§ WHAT THIS TASK INVOLVES: Search the data for the word "системы" and copy every line that contains it.

(Records from a data source)
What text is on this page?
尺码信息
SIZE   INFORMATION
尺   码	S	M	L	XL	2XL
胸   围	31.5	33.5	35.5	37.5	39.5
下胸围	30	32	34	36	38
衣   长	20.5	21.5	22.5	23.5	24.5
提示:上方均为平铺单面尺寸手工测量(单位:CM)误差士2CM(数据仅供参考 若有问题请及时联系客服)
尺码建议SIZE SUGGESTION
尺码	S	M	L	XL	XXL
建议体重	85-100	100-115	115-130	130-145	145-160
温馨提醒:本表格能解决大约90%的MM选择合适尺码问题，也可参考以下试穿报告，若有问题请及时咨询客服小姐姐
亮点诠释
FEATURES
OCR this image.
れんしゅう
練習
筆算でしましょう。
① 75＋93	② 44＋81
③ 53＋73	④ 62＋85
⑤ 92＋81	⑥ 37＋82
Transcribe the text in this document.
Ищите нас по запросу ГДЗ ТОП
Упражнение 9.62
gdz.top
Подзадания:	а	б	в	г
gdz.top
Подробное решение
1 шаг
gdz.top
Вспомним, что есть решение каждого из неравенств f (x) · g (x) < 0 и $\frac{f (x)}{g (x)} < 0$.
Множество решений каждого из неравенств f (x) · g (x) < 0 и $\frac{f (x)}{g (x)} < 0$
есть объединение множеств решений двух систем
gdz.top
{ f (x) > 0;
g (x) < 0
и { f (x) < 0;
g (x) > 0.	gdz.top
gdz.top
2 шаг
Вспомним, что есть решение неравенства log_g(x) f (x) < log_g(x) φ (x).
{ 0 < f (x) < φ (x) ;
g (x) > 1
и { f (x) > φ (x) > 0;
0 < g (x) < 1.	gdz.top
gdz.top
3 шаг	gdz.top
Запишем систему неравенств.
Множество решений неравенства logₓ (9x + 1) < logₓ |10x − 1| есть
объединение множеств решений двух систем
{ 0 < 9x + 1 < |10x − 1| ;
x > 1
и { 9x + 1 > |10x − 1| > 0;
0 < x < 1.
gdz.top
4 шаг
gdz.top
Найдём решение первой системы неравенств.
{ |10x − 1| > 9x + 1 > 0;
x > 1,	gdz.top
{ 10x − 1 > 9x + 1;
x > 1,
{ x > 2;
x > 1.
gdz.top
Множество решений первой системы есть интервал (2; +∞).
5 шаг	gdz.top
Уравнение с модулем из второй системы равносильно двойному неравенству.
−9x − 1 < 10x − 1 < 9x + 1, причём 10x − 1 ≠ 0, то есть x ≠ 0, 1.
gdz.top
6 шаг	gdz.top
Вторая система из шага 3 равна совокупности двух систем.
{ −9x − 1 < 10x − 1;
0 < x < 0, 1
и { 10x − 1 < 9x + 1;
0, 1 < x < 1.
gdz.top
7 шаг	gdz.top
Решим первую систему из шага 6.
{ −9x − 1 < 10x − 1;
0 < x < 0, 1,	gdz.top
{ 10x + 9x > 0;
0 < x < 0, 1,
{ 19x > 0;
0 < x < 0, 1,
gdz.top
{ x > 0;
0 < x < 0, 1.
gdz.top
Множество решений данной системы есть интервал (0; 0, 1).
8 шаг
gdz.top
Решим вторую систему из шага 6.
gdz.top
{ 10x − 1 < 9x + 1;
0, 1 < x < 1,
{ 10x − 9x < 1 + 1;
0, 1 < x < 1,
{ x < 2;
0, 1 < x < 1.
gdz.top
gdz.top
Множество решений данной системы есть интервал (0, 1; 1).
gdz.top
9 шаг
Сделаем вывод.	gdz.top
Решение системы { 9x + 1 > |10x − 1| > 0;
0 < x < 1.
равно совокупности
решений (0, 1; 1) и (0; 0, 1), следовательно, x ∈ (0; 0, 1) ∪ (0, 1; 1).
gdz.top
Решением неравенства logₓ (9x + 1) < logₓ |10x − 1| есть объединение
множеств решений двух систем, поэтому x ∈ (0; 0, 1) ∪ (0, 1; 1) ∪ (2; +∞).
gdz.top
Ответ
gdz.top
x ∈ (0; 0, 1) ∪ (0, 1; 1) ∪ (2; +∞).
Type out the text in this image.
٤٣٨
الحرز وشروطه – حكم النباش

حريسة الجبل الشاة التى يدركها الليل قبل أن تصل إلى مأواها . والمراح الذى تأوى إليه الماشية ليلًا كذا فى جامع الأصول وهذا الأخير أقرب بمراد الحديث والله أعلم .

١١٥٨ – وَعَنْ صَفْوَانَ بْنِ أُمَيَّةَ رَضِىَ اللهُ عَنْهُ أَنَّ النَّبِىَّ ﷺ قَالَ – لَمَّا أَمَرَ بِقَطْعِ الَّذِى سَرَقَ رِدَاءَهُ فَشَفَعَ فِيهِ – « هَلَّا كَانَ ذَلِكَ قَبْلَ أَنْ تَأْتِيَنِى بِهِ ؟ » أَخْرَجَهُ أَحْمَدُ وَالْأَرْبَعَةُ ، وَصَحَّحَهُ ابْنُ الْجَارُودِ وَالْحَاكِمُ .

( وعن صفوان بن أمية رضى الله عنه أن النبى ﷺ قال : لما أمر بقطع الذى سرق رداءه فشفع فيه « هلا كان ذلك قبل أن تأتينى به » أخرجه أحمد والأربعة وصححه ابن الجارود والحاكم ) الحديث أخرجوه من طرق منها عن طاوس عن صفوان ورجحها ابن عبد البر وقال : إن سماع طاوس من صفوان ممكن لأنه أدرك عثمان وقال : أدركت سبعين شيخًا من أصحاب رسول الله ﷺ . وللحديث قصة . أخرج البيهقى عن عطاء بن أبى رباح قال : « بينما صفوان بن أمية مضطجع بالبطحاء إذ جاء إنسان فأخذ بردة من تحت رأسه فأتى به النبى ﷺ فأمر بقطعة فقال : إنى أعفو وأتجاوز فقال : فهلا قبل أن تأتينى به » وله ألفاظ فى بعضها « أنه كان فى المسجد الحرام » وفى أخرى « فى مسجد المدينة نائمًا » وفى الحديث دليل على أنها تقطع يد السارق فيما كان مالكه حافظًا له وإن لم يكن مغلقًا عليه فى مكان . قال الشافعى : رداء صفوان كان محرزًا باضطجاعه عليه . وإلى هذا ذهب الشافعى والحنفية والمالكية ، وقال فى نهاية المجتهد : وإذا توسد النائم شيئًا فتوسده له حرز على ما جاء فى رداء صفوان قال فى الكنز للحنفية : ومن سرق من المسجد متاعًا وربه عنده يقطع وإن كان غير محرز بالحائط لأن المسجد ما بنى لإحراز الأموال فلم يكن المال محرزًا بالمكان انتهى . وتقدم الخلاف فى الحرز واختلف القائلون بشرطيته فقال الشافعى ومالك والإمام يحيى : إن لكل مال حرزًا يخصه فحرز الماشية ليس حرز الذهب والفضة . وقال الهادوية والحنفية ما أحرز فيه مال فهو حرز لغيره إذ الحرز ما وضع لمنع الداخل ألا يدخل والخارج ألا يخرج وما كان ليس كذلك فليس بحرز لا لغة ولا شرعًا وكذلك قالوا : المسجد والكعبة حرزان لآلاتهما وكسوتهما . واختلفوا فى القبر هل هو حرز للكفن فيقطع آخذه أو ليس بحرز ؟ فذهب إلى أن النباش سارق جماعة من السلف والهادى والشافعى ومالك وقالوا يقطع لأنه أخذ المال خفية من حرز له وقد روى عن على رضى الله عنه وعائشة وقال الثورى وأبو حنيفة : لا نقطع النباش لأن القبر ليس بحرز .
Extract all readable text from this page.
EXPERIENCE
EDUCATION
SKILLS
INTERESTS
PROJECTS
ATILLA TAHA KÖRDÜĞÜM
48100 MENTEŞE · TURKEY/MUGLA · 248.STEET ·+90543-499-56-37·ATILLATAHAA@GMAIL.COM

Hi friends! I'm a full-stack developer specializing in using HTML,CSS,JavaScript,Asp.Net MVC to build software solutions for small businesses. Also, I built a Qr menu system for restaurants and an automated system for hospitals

§ REPLY TO THE EXERCISE:
Найдём решение первой системы неравенств.
Множество решений первой системы есть интервал (2; +∞).
Уравнение с модулем из второй системы равносильно двойному неравенству.
Множество решений данной системы есть интервал (0; 0, 1).
Множество решений данной системы есть интервал (0, 1; 1).
Решение системы { 9x + 1 > |10x − 1| > 0;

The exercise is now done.